# Exercise
Return the full listing exactly as it is written.

# Exercise data

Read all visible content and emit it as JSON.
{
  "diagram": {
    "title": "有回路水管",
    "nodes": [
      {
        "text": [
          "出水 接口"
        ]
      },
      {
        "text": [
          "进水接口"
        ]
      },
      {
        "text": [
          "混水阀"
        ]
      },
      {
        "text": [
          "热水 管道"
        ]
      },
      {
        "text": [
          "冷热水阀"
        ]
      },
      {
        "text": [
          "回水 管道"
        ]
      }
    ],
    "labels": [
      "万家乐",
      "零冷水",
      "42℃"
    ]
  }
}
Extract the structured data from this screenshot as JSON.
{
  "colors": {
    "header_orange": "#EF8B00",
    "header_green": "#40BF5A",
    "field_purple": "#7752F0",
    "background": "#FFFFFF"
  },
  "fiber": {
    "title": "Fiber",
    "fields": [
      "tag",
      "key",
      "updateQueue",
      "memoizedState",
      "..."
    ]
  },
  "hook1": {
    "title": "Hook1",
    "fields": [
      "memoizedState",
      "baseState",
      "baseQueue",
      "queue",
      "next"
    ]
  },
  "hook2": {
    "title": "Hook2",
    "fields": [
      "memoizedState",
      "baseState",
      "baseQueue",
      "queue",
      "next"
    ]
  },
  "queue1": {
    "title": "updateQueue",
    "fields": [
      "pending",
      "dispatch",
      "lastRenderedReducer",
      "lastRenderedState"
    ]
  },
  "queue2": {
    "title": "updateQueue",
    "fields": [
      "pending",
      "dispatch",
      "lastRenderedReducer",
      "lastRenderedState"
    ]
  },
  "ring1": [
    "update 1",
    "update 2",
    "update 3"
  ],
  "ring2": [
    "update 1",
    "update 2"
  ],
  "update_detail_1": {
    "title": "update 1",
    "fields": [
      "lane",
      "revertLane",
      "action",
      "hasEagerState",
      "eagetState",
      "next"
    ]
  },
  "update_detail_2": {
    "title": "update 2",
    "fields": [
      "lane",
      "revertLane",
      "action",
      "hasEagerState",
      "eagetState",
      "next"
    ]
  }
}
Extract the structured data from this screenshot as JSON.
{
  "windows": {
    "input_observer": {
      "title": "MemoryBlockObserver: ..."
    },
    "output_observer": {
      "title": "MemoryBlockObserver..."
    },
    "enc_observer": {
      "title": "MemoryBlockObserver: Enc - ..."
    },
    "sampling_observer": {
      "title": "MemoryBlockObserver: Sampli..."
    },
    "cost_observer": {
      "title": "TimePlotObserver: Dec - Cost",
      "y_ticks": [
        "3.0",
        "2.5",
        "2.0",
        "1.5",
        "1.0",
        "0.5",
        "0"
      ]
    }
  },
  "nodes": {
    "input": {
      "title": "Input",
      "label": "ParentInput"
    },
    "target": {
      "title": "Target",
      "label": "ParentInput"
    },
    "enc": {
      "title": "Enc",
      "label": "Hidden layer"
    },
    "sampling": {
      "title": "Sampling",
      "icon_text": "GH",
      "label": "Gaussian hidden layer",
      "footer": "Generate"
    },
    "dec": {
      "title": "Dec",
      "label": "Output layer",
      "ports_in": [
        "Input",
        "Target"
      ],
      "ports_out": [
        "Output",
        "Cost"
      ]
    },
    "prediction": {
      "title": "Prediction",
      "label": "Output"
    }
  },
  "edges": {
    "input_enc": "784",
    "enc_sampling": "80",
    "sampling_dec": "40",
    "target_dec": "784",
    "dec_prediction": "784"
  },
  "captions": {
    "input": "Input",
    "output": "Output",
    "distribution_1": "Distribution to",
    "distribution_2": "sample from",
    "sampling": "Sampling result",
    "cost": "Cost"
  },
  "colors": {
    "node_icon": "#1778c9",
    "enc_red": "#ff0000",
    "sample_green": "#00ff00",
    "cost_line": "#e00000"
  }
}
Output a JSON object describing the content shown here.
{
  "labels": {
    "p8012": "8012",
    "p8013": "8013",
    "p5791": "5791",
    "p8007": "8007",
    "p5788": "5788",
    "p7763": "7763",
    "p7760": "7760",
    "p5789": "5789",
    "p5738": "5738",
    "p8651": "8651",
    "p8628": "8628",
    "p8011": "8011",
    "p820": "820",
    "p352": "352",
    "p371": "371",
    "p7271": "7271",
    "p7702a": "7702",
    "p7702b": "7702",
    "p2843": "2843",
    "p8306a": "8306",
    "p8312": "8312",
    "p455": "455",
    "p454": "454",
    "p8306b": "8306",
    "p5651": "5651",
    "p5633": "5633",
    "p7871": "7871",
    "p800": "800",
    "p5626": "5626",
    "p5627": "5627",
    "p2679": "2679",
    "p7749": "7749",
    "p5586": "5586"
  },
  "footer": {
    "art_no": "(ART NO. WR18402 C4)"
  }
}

# Exercise result
Read all visible content and emit it as JSON.
{
  "diagram": {
    "title": "有回路水管",
    "nodes": [
      {
        "text": [
          "出水 接口"
        ]
      },
      {
        "text": [
          "进水接口"
        ]
      },
      {
        "text": [
          "混水阀"
        ]
      },
      {
        "text": [
          "热水 管道"
        ]
      },
      {
        "text": [
          "冷热水阀"
        ]
      },
      {
        "text": [
          "回水 管道"
        ]
      }
    ],
    "labels": [
      "万家乐",
      "零冷水",
      "42℃"
    ]
  }
}
Extract the structured data from this screenshot as JSON.
{
  "colors": {
    "header_orange": "#EF8B00",
    "header_green": "#40BF5A",
    "field_purple": "#7752F0",
    "background": "#FFFFFF"
  },
  "fiber": {
    "title": "Fiber",
    "fields": [
      "tag",
      "key",
      "updateQueue",
      "memoizedState",
      "..."
    ]
  },
  "hook1": {
    "title": "Hook1",
    "fields": [
      "memoizedState",
      "baseState",
      "baseQueue",
      "queue",
      "next"
    ]
  },
  "hook2": {
    "title": "Hook2",
    "fields": [
      "memoizedState",
      "baseState",
      "baseQueue",
      "queue",
      "next"
    ]
  },
  "queue1": {
    "title": "updateQueue",
    "fields": [
      "pending",
      "dispatch",
      "lastRenderedReducer",
      "lastRenderedState"
    ]
  },
  "queue2": {
    "title": "updateQueue",
    "fields": [
      "pending",
      "dispatch",
      "lastRenderedReducer",
      "lastRenderedState"
    ]
  },
  "ring1": [
    "update 1",
    "update 2",
    "update 3"
  ],
  "ring2": [
    "update 1",
    "update 2"
  ],
  "update_detail_1": {
    "title": "update 1",
    "fields": [
      "lane",
      "revertLane",
      "action",
      "hasEagerState",
      "eagetState",
      "next"
    ]
  },
  "update_detail_2": {
    "title": "update 2",
    "fields": [
      "lane",
      "revertLane",
      "action",
      "hasEagerState",
      "eagetState",
      "next"
    ]
  }
}
Extract the structured data from this screenshot as JSON.
{
  "windows": {
    "input_observer": {
      "title": "MemoryBlockObserver: ..."
    },
    "output_observer": {
      "title": "MemoryBlockObserver..."
    },
    "enc_observer": {
      "title": "MemoryBlockObserver: Enc - ..."
    },
    "sampling_observer": {
      "title": "MemoryBlockObserver: Sampli..."
    },
    "cost_observer": {
      "title": "TimePlotObserver: Dec - Cost",
      "y_ticks": [
        "3.0",
        "2.5",
        "2.0",
        "1.5",
        "1.0",
        "0.5",
        "0"
      ]
    }
  },
  "nodes": {
    "input": {
      "title": "Input",
      "label": "ParentInput"
    },
    "target": {
      "title": "Target",
      "label": "ParentInput"
    },
    "enc": {
      "title": "Enc",
      "label": "Hidden layer"
    },
    "sampling": {
      "title": "Sampling",
      "icon_text": "GH",
      "label": "Gaussian hidden layer",
      "footer": "Generate"
    },
    "dec": {
      "title": "Dec",
      "label": "Output layer",
      "ports_in": [
        "Input",
        "Target"
      ],
      "ports_out": [
        "Output",
        "Cost"
      ]
    },
    "prediction": {
      "title": "Prediction",
      "label": "Output"
    }
  },
  "edges": {
    "input_enc": "784",
    "enc_sampling": "80",
    "sampling_dec": "40",
    "target_dec": "784",
    "dec_prediction": "784"
  },
  "captions": {
    "input": "Input",
    "output": "Output",
    "distribution_1": "Distribution to",
    "distribution_2": "sample from",
    "sampling": "Sampling result",
    "cost": "Cost"
  },
  "colors": {
    "node_icon": "#1778c9",
    "enc_red": "#ff0000",
    "sample_green": "#00ff00",
    "cost_line": "#e00000"
  }
}
Output a JSON object describing the content shown here.
{
  "labels": {
    "p8012": "8012",
    "p8013": "8013",
    "p5791": "5791",
    "p8007": "8007",
    "p5788": "5788",
    "p7763": "7763",
    "p7760": "7760",
    "p5789": "5789",
    "p5738": "5738",
    "p8651": "8651",
    "p8628": "8628",
    "p8011": "8011",
    "p820": "820",
    "p352": "352",
    "p371": "371",
    "p7271": "7271",
    "p7702a": "7702",
    "p7702b": "7702",
    "p2843": "2843",
    "p8306a": "8306",
    "p8312": "8312",
    "p455": "455",
    "p454": "454",
    "p8306b": "8306",
    "p5651": "5651",
    "p5633": "5633",
    "p7871": "7871",
    "p800": "800",
    "p5626": "5626",
    "p5627": "5627",
    "p2679": "2679",
    "p7749": "7749",
    "p5586": "5586"
  },
  "footer": {
    "art_no": "(ART NO. WR18402 C4)"
  }
}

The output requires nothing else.